Raw records
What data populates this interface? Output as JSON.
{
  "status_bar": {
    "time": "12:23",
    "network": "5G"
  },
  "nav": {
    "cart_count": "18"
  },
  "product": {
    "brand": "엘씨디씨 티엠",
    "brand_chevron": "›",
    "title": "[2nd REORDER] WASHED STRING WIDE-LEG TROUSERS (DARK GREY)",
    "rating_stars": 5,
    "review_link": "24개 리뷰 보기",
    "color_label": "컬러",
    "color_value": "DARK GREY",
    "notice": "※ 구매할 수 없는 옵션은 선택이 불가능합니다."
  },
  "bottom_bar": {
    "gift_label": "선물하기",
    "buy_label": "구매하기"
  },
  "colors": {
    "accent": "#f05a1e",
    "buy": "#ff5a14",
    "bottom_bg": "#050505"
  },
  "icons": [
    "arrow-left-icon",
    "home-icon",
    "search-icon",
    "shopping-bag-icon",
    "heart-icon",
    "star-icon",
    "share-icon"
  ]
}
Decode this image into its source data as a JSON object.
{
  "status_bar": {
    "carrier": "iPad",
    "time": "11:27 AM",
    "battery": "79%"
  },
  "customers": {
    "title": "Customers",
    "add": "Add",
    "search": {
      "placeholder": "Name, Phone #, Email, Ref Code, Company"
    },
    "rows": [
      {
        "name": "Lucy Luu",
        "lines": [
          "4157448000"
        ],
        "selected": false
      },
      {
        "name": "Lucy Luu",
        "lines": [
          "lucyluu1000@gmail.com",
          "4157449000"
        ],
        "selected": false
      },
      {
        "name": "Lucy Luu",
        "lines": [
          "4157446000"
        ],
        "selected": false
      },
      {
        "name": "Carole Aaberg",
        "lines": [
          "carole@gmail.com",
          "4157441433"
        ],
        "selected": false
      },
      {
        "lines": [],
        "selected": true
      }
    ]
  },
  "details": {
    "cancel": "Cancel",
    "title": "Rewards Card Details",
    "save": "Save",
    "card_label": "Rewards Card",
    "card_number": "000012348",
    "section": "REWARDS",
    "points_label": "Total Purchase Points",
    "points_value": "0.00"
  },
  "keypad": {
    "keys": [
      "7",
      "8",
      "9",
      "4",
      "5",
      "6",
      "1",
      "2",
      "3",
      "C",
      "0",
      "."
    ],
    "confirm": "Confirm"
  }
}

**Problem details:**
Write the listing out again, exactly as shown above.

**Exercise answer:**
What data populates this interface? Output as JSON.
{
  "status_bar": {
    "time": "12:23",
    "network": "5G"
  },
  "nav": {
    "cart_count": "18"
  },
  "product": {
    "brand": "엘씨디씨 티엠",
    "brand_chevron": "›",
    "title": "[2nd REORDER] WASHED STRING WIDE-LEG TROUSERS (DARK GREY)",
    "rating_stars": 5,
    "review_link": "24개 리뷰 보기",
    "color_label": "컬러",
    "color_value": "DARK GREY",
    "notice": "※ 구매할 수 없는 옵션은 선택이 불가능합니다."
  },
  "bottom_bar": {
    "gift_label": "선물하기",
    "buy_label": "구매하기"
  },
  "colors": {
    "accent": "#f05a1e",
    "buy": "#ff5a14",
    "bottom_bg": "#050505"
  },
  "icons": [
    "arrow-left-icon",
    "home-icon",
    "search-icon",
    "shopping-bag-icon",
    "heart-icon",
    "star-icon",
    "share-icon"
  ]
}
Decode this image into its source data as a JSON object.
{
  "status_bar": {
    "carrier": "iPad",
    "time": "11:27 AM",
    "battery": "79%"
  },
  "customers": {
    "title": "Customers",
    "add": "Add",
    "search": {
      "placeholder": "Name, Phone #, Email, Ref Code, Company"
    },
    "rows": [
      {
        "name": "Lucy Luu",
        "lines": [
          "4157448000"
        ],
        "selected": false
      },
      {
        "name": "Lucy Luu",
        "lines": [
          "lucyluu1000@gmail.com",
          "4157449000"
        ],
        "selected": false
      },
      {
        "name": "Lucy Luu",
        "lines": [
          "4157446000"
        ],
        "selected": false
      },
      {
        "name": "Carole Aaberg",
        "lines": [
          "carole@gmail.com",
          "4157441433"
        ],
        "selected": false
      },
      {
        "lines": [],
        "selected": true
      }
    ]
  },
  "details": {
    "cancel": "Cancel",
    "title": "Rewards Card Details",
    "save": "Save",
    "card_label": "Rewards Card",
    "card_number": "000012348",
    "section": "REWARDS",
    "points_label": "Total Purchase Points",
    "points_value": "0.00"
  },
  "keypad": {
    "keys": [
      "7",
      "8",
      "9",
      "4",
      "5",
      "6",
      "1",
      "2",
      "3",
      "C",
      "0",
      "."
    ],
    "confirm": "Confirm"
  }
}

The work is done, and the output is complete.